(Structured figure records)

____________________

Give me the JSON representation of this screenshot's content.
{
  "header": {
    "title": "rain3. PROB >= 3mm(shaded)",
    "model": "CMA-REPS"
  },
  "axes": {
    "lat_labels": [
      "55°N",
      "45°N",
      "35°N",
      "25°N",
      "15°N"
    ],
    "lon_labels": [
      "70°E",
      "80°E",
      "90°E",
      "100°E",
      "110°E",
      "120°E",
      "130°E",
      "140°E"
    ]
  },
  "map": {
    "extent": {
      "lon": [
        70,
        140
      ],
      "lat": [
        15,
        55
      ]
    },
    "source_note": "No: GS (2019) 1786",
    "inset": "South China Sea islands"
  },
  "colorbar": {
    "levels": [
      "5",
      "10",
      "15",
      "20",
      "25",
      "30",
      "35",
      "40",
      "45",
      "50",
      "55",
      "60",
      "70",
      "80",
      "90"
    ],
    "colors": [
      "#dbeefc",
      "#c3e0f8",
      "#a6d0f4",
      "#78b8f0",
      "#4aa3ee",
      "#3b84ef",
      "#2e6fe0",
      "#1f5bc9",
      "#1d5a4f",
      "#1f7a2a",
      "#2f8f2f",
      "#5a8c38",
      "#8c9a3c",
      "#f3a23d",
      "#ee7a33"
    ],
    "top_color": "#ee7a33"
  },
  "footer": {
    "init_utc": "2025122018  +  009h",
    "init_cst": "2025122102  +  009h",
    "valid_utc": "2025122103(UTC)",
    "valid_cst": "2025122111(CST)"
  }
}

____________________

Requirement:
Repeat the data verbatim.

Exercise answer:
Give me the JSON representation of this screenshot's content.
{
  "header": {
    "title": "rain3. PROB >= 3mm(shaded)",
    "model": "CMA-REPS"
  },
  "axes": {
    "lat_labels": [
      "55°N",
      "45°N",
      "35°N",
      "25°N",
      "15°N"
    ],
    "lon_labels": [
      "70°E",
      "80°E",
      "90°E",
      "100°E",
      "110°E",
      "120°E",
      "130°E",
      "140°E"
    ]
  },
  "map": {
    "extent": {
      "lon": [
        70,
        140
      ],
      "lat": [
        15,
        55
      ]
    },
    "source_note": "No: GS (2019) 1786",
    "inset": "South China Sea islands"
  },
  "colorbar": {
    "levels": [
      "5",
      "10",
      "15",
      "20",
      "25",
      "30",
      "35",
      "40",
      "45",
      "50",
      "55",
      "60",
      "70",
      "80",
      "90"
    ],
    "colors": [
      "#dbeefc",
      "#c3e0f8",
      "#a6d0f4",
      "#78b8f0",
      "#4aa3ee",
      "#3b84ef",
      "#2e6fe0",
      "#1f5bc9",
      "#1d5a4f",
      "#1f7a2a",
      "#2f8f2f",
      "#5a8c38",
      "#8c9a3c",
      "#f3a23d",
      "#ee7a33"
    ],
    "top_color": "#ee7a33"
  },
  "footer": {
    "init_utc": "2025122018  +  009h",
    "init_cst": "2025122102  +  009h",
    "valid_utc": "2025122103(UTC)",
    "valid_cst": "2025122111(CST)"
  }
}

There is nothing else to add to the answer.